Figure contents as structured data
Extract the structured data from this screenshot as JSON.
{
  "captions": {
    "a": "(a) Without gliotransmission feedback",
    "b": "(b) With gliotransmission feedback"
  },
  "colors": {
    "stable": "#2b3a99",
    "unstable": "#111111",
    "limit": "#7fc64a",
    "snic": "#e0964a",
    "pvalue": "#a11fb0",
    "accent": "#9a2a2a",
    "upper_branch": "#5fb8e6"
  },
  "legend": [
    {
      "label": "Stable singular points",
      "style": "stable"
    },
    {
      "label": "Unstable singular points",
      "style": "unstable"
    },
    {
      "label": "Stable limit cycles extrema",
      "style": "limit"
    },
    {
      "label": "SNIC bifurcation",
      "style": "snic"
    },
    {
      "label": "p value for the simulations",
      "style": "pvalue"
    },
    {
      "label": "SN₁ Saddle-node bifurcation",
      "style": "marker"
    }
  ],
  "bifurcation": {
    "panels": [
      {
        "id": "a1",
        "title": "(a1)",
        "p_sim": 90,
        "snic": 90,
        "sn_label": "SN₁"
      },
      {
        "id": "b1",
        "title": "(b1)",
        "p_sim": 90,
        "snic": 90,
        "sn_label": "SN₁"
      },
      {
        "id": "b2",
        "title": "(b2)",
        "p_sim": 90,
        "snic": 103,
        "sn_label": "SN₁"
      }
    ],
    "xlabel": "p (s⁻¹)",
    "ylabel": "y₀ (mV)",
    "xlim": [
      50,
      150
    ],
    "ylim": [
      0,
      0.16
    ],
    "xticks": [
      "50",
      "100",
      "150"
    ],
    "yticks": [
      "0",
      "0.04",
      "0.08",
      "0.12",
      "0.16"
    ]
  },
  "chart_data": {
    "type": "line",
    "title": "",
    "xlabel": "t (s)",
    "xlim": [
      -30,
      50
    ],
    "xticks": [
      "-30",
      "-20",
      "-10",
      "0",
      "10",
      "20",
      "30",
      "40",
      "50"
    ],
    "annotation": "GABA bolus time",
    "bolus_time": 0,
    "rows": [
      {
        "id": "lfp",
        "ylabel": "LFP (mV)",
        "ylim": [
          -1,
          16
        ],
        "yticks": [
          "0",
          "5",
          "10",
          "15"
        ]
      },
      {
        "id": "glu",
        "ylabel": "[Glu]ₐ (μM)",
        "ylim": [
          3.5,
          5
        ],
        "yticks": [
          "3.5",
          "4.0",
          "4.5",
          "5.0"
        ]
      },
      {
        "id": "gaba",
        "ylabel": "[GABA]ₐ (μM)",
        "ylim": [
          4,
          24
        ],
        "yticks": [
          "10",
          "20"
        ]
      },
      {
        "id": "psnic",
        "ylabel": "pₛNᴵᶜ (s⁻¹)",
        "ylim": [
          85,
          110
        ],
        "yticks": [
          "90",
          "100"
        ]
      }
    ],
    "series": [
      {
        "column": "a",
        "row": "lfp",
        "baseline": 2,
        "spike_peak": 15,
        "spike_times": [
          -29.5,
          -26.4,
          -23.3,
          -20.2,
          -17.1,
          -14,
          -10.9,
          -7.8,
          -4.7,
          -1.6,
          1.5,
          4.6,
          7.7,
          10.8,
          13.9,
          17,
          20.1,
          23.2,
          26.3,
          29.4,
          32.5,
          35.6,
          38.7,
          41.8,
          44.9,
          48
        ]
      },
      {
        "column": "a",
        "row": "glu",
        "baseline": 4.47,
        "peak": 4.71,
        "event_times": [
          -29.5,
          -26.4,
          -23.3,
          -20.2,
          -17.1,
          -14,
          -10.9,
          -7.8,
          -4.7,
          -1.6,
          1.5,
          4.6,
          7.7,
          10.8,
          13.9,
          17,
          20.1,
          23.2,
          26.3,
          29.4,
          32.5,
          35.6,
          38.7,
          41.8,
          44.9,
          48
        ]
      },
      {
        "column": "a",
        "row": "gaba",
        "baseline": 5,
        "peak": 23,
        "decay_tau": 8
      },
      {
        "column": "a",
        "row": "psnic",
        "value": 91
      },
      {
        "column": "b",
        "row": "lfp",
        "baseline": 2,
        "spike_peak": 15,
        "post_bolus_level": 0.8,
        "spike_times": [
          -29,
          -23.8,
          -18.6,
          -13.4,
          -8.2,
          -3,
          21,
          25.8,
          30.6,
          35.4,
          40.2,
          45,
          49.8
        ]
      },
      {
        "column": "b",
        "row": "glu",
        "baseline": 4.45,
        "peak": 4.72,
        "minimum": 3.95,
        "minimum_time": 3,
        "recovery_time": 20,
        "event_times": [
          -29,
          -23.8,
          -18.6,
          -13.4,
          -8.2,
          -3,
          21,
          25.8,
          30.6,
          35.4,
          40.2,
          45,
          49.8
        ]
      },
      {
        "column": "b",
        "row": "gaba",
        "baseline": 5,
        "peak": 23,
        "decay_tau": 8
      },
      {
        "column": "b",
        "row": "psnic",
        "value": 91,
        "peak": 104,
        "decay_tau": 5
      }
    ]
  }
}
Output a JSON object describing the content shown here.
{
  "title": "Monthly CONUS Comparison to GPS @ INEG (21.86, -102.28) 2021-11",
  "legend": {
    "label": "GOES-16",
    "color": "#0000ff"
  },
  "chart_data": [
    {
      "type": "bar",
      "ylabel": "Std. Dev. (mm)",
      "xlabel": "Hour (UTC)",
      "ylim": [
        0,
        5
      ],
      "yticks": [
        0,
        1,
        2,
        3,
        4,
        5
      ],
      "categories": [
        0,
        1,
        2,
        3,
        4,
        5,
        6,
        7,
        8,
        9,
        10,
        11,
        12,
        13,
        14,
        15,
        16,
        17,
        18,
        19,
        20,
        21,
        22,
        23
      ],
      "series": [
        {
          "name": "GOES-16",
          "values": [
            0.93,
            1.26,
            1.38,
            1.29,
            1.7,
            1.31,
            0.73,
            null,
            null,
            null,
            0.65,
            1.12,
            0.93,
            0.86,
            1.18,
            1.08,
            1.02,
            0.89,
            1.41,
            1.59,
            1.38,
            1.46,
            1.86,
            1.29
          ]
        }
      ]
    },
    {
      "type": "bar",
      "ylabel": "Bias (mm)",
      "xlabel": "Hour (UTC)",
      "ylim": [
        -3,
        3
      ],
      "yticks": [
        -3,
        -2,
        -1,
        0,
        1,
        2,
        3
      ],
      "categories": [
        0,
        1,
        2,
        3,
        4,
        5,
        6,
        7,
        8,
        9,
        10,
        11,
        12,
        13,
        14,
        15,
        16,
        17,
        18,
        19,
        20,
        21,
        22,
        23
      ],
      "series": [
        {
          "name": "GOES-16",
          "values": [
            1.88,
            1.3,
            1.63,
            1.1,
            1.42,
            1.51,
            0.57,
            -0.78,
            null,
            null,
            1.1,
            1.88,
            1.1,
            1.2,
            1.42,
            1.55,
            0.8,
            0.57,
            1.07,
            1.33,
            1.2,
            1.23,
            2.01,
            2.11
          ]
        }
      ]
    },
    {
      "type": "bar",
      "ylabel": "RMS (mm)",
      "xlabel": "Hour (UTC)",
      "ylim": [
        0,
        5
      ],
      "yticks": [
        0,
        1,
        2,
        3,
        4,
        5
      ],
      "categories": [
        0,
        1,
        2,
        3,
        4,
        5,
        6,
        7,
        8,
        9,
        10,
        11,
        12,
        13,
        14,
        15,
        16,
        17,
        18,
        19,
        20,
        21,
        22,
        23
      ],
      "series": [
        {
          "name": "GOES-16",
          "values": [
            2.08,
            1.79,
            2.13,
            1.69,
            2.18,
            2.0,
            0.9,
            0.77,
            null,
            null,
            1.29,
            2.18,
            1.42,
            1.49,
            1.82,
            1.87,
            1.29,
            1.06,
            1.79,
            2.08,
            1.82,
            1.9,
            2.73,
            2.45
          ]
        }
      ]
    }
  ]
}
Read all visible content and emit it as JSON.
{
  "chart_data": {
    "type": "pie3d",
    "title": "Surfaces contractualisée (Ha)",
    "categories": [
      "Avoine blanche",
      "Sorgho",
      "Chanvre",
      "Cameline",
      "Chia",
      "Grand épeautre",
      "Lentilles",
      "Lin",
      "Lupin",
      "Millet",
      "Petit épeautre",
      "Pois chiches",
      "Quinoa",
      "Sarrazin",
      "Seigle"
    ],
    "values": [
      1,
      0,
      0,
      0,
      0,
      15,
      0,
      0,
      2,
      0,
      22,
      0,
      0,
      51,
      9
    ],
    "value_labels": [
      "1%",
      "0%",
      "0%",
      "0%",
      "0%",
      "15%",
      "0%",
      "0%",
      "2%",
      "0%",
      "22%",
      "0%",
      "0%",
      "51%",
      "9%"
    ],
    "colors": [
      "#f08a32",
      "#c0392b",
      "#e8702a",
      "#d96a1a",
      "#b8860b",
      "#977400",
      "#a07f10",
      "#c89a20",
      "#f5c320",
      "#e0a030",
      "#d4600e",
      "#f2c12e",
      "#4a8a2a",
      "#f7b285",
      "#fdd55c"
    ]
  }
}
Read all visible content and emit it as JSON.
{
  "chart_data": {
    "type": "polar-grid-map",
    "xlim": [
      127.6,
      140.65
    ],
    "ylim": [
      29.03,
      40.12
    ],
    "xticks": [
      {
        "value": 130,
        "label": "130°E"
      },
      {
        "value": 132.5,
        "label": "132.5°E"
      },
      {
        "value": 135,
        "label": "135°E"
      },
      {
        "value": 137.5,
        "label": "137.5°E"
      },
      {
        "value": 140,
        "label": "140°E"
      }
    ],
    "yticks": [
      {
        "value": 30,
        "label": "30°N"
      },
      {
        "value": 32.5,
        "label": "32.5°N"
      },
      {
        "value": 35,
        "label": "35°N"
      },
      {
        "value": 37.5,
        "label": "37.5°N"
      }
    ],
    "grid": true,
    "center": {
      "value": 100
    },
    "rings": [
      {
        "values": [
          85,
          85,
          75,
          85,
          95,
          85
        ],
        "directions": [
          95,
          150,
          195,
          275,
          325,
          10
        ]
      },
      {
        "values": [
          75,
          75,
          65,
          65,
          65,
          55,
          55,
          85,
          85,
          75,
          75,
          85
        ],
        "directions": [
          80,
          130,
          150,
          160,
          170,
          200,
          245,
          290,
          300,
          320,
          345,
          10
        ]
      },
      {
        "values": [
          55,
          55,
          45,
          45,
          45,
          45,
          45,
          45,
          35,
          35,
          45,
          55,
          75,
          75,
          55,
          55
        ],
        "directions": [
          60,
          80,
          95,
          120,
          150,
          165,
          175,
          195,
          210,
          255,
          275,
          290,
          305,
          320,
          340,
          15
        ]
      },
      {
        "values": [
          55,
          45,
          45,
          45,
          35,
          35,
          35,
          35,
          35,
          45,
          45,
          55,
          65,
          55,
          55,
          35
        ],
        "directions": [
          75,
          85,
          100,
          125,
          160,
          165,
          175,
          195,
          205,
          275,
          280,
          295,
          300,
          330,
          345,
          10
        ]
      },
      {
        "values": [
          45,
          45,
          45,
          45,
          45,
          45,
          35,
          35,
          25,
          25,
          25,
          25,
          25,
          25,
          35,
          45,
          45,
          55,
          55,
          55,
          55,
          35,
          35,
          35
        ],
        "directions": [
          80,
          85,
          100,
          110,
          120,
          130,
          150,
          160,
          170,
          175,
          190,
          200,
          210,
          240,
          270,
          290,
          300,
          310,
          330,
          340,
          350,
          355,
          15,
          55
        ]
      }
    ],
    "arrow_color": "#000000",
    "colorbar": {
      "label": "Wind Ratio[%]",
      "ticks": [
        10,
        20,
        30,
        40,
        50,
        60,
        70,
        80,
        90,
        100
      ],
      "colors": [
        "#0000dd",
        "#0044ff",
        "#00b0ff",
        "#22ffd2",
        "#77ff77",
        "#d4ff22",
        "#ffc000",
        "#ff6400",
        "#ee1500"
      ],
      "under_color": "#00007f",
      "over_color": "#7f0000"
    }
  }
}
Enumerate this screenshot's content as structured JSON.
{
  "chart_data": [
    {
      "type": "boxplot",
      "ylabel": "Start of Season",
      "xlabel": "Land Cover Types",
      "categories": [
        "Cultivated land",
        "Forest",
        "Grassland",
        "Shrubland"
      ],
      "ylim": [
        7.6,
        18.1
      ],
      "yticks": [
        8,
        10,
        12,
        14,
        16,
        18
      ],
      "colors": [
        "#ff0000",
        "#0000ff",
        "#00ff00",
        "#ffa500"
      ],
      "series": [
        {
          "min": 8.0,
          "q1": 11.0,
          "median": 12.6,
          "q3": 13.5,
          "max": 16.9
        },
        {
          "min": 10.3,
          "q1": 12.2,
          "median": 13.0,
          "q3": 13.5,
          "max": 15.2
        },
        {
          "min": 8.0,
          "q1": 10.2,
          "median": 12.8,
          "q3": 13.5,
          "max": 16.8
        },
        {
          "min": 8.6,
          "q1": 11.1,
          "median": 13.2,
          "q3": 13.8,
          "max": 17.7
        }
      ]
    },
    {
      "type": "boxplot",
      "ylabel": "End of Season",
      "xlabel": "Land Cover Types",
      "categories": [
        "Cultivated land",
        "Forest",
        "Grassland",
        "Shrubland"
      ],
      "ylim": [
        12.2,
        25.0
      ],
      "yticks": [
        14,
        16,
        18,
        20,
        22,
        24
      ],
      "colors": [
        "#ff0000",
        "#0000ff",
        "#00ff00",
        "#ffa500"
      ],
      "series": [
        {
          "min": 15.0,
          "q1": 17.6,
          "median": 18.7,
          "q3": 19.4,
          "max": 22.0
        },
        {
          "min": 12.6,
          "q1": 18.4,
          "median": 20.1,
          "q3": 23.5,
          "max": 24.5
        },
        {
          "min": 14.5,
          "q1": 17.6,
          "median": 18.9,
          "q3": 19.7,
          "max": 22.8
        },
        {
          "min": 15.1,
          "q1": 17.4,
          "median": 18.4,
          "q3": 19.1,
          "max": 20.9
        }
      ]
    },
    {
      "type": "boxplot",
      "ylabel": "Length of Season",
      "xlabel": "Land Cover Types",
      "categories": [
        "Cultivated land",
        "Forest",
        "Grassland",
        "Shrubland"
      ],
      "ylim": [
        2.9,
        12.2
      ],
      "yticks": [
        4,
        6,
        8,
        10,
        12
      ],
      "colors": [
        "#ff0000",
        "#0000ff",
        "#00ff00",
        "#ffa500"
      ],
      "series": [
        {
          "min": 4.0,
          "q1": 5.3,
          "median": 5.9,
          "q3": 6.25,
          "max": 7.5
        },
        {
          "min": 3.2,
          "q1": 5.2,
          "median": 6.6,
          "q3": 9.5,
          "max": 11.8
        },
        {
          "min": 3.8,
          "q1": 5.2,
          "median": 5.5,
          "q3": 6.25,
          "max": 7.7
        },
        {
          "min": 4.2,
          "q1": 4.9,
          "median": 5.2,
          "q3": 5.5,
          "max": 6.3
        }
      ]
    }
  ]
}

● PROBLEM REQUIREMENTS: Select and copy every line from the records that includes the word "gliotransmission".

● RESULT OF THE EXERCISE:
    "a": "(a) Without gliotransmission feedback",
    "b": "(b) With gliotransmission feedback"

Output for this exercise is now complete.